-- Start MATERIAL TO PROCESS --

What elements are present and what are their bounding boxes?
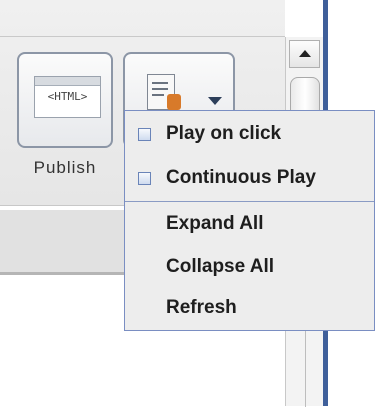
html-document-icon: <HTML> <box>34 76 101 118</box>
menu-item-play-on-click[interactable]: Play on click <box>125 114 374 154</box>
menu-item-label: Collapse All <box>166 256 275 277</box>
toolbar-divider <box>0 36 285 37</box>
publish-button[interactable]: <HTML> <box>17 52 113 148</box>
menu-item-label: Refresh <box>166 297 237 318</box>
checkbox-icon[interactable] <box>138 128 151 141</box>
popup-menu: Play on click Continuous Play Expand All… <box>124 110 375 331</box>
doc-line <box>152 94 164 96</box>
html-document-titlebar <box>35 77 100 86</box>
menu-item-label: Expand All <box>166 213 264 234</box>
menu-item-collapse-all[interactable]: Collapse All <box>125 247 374 287</box>
publish-label: Publish <box>33 158 97 177</box>
html-icon-text: <HTML> <box>47 90 88 103</box>
gear-shape <box>167 94 181 110</box>
doc-gear-icon <box>147 74 183 114</box>
doc-line <box>152 82 168 84</box>
doc-line <box>152 88 168 90</box>
menu-item-expand-all[interactable]: Expand All <box>125 204 374 244</box>
scroll-up-button[interactable] <box>289 40 320 68</box>
menu-item-label: Play on click <box>166 123 282 144</box>
checkbox-icon[interactable] <box>138 172 151 185</box>
menu-item-continuous-play[interactable]: Continuous Play <box>125 158 374 198</box>
menu-item-refresh[interactable]: Refresh <box>125 288 374 328</box>
chevron-down-icon[interactable] <box>208 97 222 105</box>
arrow-up-icon <box>299 50 311 57</box>
menu-item-label: Continuous Play <box>166 167 316 188</box>
menu-separator <box>125 201 374 202</box>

-- End MATERIAL TO PROCESS --

TASK BRIEF —
Copy the lines word for word, starting with the one that contains "html-document-icon: <HTML> <box>34" and continuing through the final line.

ANSWER FOR THE TASK —
html-document-icon: <HTML> <box>34 76 101 118</box>
menu-item-play-on-click[interactable]: Play on click <box>125 114 374 154</box>
menu-item-label: Collapse All <box>166 256 275 277</box>
toolbar-divider <box>0 36 285 37</box>
publish-button[interactable]: <HTML> <box>17 52 113 148</box>
menu-item-label: Refresh <box>166 297 237 318</box>
checkbox-icon[interactable] <box>138 128 151 141</box>
popup-menu: Play on click Continuous Play Expand All… <box>124 110 375 331</box>
doc-line <box>152 94 164 96</box>
html-document-titlebar <box>35 77 100 86</box>
menu-item-label: Expand All <box>166 213 264 234</box>
menu-item-collapse-all[interactable]: Collapse All <box>125 247 374 287</box>
publish-label: Publish <box>33 158 97 177</box>
html-icon-text: <HTML> <box>47 90 88 103</box>
gear-shape <box>167 94 181 110</box>
doc-gear-icon <box>147 74 183 114</box>
doc-line <box>152 82 168 84</box>
doc-line <box>152 88 168 90</box>
menu-item-expand-all[interactable]: Expand All <box>125 204 374 244</box>
scroll-up-button[interactable] <box>289 40 320 68</box>
menu-item-label: Play on click <box>166 123 282 144</box>
checkbox-icon[interactable] <box>138 172 151 185</box>
menu-item-continuous-play[interactable]: Continuous Play <box>125 158 374 198</box>
menu-item-refresh[interactable]: Refresh <box>125 288 374 328</box>
chevron-down-icon[interactable] <box>208 97 222 105</box>
arrow-up-icon <box>299 50 311 57</box>
menu-item-label: Continuous Play <box>166 167 316 188</box>
menu-separator <box>125 201 374 202</box>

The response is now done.